■ **Written problem 1**:
Rewrite the entries below, starting at their first line and stopping after the line that contains "button[interactable]: X.X km bbox=[4, 68, 179, 95]", with "Insert suggestion" replaced by "Add suggestion" and nothing else changed.
***
ABC Classification

How to use classification strategies to focus your analysis

Published

2026-02-10

The ABC classification method is used to categorize items, customers, or any group members according to their relative contribution to a total metric.

The abc() function applies this method by ranking group members according to either transaction counts or the sum of a numeric variable (e.g., revenue, margin):

How It Works

abc() requires a grouped tibble or lazy DBI object using dplyr::group_by() to specify the group composition that drives the contribution

Value Capture

  • If .value is provided, then that column is aggregated per group member; otherwise, it counts rows

Category Values

  • Provide the break points that are used to set the cumulative categories
  • Each break point will get a letter category starting with ‘A’
  • If you want to see the stores that make up the top 40% of revenue followed by top 70% and then 90%, you should use c(0.4, 0.7, 0.9, 1)
Table 1
Function Arguments
Argument Description
.data A grouped tibble or DBI object (using dplyr::group_by())
category_values A numeric vector of breakpoints between 0 and 1, representing cumulative proportions for ABC categories.
.value Optional. A column to sum for categorization. If not provided, the function counts the number of rows per group.

When you execute abc(), your console will return a segment_abc object displaying a custom print message:

  • A summary of the function’s actions
  • Details the category break points and labels
  • Describes the main transformation steps and columns that are referenced
  • Lists out possible next actions
# Example

contoso::sales |> 
   dplyr::group_by(store_key) |> 
   ti::abc(
      category_values = c(0.4, 0.7, 0.9, 1), 
      .value = margin
      )
── ABC Classification ──────────────────────────────────────────────────────────
Function: `ABC` was executed
── Description: ──
This calculates a rolling cumulative distribution of variable and segments each
group member's contribution by the break points provided. Helpful to know which
group member's proportional contribution to the total.
── Category Information ──
• The data set is summarized by store_key and then sums each group member's margin contribution of the total margin and then finally calculates each groups rolling cumulative proportion of the total
• Then cumulative distribution was then arranged from lowest to highest and finally classified into 4 break points 40%, 70%, 90%, 100%  and labelled into the following categories a, b, c, d
── Actions: ──
✔Aggregate
✖Shift
✖Compare
✔Proportion of Total
✖Count Distinct
── Next Steps: ──
• Use `calculate()` to return the results
────────────────────────────────────────────────────────────────────────────────

Use calculate() to generate the ABC classification table in a lazy DBI object. Use dplyr::collect() to return a tibble.

contoso::sales |> 
   dplyr::group_by(store_key) |> 
   ti::abc(
      category_values = c(0.4, 0.7, 0.9, 1), 
      .value = margin
      ) |> 
   ti::calculate()
***
■ **Written problem 2**:
In the page on ABC classification, which function is used to return a tibble after calculate() produces the classification table?

■ **Given information**:
***
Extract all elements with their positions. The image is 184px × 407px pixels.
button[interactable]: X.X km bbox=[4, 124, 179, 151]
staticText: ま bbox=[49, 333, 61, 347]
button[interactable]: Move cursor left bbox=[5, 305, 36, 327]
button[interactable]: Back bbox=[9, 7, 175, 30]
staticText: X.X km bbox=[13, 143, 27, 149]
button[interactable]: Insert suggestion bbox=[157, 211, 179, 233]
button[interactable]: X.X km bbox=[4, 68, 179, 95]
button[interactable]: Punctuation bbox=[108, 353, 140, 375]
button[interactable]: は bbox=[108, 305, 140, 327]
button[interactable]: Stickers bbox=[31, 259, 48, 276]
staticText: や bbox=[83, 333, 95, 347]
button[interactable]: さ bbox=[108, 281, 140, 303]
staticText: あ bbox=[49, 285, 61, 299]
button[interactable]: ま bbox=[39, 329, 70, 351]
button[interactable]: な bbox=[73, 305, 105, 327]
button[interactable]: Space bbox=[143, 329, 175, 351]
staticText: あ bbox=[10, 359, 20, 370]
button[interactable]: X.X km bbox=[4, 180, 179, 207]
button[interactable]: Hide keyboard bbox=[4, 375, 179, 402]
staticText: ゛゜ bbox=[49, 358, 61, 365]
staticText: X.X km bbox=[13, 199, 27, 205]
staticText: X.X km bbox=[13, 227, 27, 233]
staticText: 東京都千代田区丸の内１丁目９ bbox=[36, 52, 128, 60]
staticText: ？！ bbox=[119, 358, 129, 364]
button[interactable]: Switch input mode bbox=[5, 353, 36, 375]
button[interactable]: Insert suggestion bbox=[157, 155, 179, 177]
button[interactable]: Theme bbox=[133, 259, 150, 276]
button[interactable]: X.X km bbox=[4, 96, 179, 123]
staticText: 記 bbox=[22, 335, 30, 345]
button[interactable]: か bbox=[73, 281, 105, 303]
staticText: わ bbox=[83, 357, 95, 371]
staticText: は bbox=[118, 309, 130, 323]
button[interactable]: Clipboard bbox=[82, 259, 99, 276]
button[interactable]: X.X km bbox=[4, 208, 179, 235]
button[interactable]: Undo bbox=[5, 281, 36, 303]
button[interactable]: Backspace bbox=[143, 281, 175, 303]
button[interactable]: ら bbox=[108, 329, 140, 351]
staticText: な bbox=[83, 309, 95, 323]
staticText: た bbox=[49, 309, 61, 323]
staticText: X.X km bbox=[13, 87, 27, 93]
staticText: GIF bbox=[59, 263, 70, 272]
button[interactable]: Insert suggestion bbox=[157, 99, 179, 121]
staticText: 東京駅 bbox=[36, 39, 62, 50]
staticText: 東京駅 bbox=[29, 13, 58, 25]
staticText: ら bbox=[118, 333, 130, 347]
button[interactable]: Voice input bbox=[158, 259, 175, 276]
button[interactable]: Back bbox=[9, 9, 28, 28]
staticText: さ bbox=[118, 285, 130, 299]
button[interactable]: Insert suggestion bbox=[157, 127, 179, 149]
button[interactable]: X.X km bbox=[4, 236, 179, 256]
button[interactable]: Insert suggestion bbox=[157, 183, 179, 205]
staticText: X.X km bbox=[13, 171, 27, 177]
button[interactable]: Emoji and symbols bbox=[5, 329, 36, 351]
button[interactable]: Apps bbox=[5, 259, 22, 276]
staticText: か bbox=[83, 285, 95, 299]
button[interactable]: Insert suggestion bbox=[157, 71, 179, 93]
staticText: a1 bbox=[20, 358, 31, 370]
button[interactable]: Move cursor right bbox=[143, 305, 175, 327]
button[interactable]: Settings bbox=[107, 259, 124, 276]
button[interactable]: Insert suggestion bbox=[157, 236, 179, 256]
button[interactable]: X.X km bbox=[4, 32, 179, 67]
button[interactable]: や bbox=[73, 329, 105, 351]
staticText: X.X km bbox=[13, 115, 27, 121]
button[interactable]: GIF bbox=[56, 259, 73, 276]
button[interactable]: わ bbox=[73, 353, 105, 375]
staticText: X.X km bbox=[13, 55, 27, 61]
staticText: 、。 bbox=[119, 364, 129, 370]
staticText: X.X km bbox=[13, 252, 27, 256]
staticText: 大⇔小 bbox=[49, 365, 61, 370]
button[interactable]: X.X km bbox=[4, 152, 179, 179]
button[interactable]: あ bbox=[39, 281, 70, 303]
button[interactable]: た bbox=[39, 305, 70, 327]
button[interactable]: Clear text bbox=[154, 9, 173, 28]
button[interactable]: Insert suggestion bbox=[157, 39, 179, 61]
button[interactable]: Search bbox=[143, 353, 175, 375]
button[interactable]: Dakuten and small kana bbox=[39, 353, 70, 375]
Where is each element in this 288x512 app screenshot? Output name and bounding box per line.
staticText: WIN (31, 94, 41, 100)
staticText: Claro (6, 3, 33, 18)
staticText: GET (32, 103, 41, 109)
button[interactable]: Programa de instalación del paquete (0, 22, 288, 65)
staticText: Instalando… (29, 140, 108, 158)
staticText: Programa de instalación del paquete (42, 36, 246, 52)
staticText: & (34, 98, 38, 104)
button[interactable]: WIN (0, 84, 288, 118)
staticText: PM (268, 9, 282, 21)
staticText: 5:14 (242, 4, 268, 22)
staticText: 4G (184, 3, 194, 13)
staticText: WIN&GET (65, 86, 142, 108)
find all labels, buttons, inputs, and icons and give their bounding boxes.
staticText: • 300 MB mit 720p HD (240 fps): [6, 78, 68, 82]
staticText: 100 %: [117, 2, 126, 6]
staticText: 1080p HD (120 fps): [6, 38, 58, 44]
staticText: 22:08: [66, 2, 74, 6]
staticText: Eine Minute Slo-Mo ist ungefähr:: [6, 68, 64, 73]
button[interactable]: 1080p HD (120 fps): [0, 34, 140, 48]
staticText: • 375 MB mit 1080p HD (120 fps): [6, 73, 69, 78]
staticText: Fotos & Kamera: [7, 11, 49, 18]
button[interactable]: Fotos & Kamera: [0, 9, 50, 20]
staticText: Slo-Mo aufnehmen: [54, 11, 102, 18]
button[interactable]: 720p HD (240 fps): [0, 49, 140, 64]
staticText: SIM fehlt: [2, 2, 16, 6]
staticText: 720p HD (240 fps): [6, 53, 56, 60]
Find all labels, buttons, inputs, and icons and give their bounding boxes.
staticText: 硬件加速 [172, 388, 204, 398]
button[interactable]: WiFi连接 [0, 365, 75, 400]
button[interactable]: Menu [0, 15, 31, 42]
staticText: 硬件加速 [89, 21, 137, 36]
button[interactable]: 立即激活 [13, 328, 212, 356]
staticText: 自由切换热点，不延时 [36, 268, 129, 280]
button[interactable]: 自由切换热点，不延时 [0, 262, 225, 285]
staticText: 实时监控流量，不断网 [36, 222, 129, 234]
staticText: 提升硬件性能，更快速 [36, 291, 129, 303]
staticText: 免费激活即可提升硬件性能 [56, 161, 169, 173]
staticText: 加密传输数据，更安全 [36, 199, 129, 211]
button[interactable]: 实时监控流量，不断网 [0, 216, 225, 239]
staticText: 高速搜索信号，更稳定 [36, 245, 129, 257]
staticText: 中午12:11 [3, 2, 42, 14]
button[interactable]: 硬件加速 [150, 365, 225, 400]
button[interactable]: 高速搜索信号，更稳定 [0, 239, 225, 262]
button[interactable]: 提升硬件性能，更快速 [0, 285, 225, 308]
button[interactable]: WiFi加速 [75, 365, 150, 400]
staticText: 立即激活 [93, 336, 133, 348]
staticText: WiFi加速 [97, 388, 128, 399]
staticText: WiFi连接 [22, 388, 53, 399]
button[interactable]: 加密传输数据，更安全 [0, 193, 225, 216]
***
■ **Exercise result 1**:
Extract all elements with their positions. The image is 184px × 407px pixels.
button[interactable]: X.X km bbox=[4, 124, 179, 151]
staticText: ま bbox=[49, 333, 61, 347]
button[interactable]: Move cursor left bbox=[5, 305, 36, 327]
button[interactable]: Back bbox=[9, 7, 175, 30]
staticText: X.X km bbox=[13, 143, 27, 149]
button[interactable]: Add suggestion bbox=[157, 211, 179, 233]
button[interactable]: X.X km bbox=[4, 68, 179, 95]

■ **Exercise result 2**:
dplyr::collect()